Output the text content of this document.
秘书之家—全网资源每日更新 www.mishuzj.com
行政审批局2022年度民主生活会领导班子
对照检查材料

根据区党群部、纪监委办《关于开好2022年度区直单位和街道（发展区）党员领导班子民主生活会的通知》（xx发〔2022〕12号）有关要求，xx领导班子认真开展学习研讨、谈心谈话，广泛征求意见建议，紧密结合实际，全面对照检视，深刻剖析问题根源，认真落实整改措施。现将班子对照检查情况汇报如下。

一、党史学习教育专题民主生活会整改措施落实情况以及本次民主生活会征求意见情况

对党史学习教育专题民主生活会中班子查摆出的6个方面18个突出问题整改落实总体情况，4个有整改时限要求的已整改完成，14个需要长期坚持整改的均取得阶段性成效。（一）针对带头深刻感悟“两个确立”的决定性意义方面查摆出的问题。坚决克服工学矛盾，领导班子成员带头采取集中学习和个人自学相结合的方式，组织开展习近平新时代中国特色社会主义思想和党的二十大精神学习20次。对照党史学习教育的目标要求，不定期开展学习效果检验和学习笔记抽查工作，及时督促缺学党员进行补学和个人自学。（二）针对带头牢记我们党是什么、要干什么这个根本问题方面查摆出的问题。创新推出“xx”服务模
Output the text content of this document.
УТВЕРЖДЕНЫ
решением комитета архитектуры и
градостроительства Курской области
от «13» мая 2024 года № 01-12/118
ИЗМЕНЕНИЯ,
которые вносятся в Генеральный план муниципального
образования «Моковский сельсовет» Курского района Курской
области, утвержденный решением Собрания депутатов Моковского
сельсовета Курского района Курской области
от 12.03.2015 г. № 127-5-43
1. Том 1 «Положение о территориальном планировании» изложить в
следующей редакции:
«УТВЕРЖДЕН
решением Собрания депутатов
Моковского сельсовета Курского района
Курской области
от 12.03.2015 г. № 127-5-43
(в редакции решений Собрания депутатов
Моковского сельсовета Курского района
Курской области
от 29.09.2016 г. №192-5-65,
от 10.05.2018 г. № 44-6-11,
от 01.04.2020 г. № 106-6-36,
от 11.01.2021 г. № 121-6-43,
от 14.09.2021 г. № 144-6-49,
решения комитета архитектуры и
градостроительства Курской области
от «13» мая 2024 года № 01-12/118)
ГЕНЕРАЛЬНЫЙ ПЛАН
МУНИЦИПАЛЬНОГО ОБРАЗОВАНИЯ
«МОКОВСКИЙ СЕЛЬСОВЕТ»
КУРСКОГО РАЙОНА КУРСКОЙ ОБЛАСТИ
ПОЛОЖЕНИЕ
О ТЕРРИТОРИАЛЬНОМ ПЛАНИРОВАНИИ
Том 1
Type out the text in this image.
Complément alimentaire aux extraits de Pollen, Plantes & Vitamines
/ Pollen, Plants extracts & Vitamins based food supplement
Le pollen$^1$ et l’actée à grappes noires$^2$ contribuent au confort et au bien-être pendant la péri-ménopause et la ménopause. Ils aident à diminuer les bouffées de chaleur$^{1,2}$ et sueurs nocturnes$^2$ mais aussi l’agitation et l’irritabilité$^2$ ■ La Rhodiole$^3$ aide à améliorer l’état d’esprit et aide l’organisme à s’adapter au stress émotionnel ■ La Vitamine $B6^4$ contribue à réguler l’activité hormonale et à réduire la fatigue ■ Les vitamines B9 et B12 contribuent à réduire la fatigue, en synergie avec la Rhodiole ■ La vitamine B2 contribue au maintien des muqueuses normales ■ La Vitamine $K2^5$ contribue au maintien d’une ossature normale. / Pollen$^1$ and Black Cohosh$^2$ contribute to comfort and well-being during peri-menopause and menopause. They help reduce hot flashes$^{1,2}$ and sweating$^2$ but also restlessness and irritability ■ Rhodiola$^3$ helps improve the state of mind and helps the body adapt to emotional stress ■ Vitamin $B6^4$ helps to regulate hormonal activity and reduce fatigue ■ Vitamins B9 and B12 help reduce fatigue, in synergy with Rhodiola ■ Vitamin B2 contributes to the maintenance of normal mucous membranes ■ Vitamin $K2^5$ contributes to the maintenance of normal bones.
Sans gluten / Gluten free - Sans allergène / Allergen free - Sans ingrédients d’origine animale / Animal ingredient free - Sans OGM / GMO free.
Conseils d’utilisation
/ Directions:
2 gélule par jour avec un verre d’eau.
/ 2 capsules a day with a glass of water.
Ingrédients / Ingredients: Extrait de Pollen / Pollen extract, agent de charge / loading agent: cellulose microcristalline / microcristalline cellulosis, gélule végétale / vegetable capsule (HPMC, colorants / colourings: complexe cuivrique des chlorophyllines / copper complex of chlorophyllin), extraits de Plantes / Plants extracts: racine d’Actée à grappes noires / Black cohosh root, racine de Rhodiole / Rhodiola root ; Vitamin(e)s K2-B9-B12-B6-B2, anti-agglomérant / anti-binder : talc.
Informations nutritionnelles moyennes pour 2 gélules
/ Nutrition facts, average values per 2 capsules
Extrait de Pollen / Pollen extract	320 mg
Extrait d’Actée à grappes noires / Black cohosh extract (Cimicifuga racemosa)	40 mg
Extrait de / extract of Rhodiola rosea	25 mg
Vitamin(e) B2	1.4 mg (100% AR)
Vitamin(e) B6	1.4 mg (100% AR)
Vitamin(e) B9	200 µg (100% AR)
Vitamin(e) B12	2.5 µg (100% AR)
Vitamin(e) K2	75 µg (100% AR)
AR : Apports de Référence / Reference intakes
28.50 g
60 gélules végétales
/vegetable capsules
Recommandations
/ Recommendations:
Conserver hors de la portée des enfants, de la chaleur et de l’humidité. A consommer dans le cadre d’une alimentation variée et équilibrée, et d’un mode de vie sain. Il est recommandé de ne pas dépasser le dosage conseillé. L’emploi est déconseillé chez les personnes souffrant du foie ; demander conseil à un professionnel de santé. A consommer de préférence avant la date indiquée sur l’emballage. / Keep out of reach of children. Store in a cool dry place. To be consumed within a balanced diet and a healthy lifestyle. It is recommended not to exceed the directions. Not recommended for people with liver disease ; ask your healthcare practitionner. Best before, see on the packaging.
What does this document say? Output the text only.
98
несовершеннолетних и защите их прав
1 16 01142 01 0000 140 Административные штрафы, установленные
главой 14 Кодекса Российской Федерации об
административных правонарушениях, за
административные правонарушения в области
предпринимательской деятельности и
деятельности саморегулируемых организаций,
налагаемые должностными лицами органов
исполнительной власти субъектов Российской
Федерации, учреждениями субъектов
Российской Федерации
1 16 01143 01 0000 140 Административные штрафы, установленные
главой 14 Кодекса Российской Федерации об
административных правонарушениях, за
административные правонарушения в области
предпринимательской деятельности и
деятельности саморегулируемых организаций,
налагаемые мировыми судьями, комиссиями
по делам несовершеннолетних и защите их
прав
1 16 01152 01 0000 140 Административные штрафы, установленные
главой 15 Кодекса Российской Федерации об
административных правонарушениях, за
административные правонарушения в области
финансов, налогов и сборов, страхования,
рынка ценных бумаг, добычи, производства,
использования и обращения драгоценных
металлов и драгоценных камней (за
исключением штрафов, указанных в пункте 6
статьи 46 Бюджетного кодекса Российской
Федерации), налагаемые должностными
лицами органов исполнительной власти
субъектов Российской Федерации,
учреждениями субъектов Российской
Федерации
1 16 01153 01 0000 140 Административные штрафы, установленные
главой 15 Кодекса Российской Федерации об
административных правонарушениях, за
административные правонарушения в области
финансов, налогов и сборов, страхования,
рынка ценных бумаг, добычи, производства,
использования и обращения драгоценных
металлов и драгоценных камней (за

***

▶ **Exercise directions**
Select all lines in the listing that include the word "this".

▶ **Written answer**
Output the text content of this document.
Output the text content of this document.
Type out the text in this image.
What does this document say? Output the text only.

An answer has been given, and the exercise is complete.